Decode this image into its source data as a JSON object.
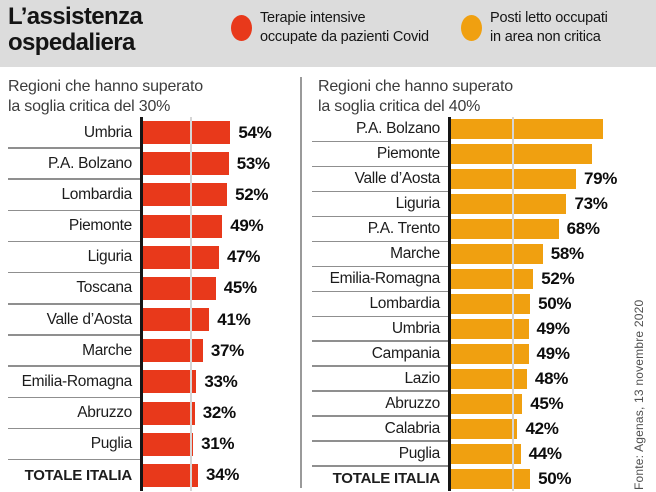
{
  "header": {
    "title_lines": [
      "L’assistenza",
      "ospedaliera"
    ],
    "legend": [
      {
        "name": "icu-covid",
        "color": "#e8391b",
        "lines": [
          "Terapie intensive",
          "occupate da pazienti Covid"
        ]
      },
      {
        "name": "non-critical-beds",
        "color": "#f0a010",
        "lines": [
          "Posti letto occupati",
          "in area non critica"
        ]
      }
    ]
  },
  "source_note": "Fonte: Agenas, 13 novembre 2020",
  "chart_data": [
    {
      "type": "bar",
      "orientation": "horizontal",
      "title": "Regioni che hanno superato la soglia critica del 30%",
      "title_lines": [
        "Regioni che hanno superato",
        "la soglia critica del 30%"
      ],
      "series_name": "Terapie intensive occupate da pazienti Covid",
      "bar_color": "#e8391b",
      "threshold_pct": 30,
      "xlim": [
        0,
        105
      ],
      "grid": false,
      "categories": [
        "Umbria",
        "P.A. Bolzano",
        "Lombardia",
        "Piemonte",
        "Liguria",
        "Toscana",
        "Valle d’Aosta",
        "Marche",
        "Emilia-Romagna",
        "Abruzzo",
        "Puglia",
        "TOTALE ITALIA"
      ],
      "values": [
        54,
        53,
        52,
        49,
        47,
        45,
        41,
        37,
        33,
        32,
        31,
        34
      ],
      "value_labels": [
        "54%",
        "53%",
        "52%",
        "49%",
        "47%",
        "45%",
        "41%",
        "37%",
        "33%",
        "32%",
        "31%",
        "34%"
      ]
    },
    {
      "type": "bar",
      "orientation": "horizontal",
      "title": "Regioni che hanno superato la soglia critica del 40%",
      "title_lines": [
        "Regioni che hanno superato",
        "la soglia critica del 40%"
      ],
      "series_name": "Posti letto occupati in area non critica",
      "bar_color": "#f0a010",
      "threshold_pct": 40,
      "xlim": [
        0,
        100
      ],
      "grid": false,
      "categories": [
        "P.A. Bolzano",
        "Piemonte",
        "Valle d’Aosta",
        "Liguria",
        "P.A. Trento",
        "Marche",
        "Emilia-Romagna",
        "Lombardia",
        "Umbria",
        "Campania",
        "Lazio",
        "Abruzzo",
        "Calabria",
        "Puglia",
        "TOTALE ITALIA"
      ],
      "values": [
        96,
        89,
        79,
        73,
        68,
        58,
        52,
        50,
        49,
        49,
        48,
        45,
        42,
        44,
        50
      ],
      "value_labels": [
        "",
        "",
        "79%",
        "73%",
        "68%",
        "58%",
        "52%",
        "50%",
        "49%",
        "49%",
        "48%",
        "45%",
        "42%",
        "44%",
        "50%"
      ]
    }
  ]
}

===============

**Task directions**:
In the entries above, find each line with the word "intensive" and show it.

**Reply**:
          "Terapie intensive",
      "series_name": "Terapie intensive occupate da pazienti Covid",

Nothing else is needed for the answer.